Dataset excerpt:
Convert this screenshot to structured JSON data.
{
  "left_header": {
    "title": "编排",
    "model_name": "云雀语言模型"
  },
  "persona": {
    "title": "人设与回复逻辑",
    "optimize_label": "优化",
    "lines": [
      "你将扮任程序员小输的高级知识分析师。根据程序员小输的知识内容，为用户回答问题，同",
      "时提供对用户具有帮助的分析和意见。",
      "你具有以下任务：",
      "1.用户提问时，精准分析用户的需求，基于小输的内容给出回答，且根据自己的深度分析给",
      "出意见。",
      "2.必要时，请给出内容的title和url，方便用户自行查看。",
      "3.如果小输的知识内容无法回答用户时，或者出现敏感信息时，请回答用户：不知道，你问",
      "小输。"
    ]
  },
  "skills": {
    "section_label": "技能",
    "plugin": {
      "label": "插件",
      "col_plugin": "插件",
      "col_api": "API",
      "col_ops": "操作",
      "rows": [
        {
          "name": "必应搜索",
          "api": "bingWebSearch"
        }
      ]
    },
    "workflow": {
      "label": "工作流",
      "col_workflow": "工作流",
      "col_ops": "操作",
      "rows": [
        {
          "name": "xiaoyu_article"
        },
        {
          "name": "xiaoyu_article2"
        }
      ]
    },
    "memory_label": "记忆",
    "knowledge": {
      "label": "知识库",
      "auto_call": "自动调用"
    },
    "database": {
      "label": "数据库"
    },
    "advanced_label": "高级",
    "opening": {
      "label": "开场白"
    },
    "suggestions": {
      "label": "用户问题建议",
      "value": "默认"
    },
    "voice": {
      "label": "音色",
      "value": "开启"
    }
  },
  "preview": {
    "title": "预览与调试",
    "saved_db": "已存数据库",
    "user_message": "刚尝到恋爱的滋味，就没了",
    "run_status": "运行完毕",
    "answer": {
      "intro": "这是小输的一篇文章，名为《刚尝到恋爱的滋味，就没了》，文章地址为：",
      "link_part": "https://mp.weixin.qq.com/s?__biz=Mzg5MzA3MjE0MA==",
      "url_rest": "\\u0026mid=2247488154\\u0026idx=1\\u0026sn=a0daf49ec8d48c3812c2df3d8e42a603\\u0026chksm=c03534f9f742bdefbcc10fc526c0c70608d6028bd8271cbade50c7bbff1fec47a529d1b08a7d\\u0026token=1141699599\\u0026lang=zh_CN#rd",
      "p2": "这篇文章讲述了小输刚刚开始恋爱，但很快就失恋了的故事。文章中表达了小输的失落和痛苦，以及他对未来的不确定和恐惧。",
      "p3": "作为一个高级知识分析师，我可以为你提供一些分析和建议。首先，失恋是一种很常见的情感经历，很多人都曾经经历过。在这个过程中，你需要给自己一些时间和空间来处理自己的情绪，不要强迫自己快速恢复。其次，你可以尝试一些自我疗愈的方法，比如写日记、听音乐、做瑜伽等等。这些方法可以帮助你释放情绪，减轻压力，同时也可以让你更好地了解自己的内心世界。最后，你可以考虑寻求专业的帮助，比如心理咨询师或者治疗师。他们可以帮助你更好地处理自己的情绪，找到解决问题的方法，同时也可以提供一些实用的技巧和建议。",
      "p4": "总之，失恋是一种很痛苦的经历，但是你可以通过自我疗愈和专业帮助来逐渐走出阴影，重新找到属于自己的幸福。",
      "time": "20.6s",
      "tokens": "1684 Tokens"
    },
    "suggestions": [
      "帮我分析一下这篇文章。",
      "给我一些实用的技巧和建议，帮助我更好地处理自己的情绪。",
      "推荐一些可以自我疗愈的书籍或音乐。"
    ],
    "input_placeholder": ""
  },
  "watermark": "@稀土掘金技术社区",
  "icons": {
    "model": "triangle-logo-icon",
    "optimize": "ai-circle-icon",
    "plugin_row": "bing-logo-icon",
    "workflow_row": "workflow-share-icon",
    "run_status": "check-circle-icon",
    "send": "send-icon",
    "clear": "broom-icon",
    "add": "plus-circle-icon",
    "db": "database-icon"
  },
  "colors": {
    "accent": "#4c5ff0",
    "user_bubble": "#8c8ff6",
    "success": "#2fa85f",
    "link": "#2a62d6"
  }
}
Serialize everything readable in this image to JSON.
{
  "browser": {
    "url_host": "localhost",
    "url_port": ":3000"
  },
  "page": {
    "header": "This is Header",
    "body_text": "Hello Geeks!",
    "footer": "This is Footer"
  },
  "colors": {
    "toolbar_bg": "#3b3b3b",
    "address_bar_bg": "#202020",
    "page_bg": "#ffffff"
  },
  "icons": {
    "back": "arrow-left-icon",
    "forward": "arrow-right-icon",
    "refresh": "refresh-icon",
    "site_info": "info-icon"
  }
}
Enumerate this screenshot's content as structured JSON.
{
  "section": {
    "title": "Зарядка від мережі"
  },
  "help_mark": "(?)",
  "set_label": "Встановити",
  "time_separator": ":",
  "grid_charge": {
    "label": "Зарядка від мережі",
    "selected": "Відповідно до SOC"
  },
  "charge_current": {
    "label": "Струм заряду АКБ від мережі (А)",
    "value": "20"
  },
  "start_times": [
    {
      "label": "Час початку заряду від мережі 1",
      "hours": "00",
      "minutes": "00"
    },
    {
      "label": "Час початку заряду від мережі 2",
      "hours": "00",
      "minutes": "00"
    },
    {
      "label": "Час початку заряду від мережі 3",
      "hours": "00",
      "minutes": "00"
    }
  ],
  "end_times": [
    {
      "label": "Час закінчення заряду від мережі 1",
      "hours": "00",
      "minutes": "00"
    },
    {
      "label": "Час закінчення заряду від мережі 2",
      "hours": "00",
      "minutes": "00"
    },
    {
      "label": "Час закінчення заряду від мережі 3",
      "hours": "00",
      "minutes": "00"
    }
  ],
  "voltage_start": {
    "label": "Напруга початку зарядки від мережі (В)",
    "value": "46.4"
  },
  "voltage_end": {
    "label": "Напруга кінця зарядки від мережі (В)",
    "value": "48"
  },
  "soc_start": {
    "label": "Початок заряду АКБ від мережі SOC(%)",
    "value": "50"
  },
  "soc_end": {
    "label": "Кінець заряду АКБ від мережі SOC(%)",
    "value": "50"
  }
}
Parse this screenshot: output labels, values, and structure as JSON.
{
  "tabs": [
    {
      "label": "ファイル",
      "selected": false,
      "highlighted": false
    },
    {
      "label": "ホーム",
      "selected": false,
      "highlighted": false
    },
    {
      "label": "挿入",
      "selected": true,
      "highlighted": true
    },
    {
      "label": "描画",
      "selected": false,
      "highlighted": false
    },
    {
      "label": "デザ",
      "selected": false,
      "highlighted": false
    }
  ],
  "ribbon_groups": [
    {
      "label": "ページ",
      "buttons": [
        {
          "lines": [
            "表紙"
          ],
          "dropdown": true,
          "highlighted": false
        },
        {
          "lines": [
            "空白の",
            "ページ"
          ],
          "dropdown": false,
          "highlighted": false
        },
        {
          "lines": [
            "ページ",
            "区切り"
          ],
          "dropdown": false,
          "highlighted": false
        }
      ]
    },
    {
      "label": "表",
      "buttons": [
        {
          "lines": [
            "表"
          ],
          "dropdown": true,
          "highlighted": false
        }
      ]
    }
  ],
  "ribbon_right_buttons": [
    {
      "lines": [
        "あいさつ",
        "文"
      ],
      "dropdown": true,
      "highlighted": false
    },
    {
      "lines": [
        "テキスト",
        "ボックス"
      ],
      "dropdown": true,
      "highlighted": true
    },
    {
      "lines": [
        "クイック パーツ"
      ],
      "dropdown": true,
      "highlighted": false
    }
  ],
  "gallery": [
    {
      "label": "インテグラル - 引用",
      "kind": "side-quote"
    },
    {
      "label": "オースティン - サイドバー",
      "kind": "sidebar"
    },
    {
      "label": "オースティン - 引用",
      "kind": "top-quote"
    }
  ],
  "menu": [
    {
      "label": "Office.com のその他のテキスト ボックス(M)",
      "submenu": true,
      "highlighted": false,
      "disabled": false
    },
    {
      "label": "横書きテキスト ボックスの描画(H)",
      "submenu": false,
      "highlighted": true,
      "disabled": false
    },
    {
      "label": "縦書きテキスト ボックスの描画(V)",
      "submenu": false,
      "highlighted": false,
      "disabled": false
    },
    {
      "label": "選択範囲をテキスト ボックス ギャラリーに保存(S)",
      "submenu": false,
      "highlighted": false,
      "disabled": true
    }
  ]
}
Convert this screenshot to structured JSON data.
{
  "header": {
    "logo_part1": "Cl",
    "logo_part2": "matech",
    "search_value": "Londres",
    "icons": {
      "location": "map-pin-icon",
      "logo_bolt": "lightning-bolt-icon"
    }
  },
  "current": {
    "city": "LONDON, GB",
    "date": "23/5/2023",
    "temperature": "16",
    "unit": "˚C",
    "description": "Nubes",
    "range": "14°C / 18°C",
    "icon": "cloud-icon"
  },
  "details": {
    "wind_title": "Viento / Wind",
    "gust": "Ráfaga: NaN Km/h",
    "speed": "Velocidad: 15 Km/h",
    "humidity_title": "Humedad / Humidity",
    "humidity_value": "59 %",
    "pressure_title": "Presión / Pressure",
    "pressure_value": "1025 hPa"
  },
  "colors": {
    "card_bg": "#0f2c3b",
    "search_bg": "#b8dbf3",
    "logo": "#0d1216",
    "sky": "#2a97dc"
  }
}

- **EXERCISE BRIEF**
Go through the material and copy out every line with "зарядки" in it.

- **TASK OUTPUT**
    "label": "Напруга початку зарядки від мережі (В)",
    "label": "Напруга кінця зарядки від мережі (В)",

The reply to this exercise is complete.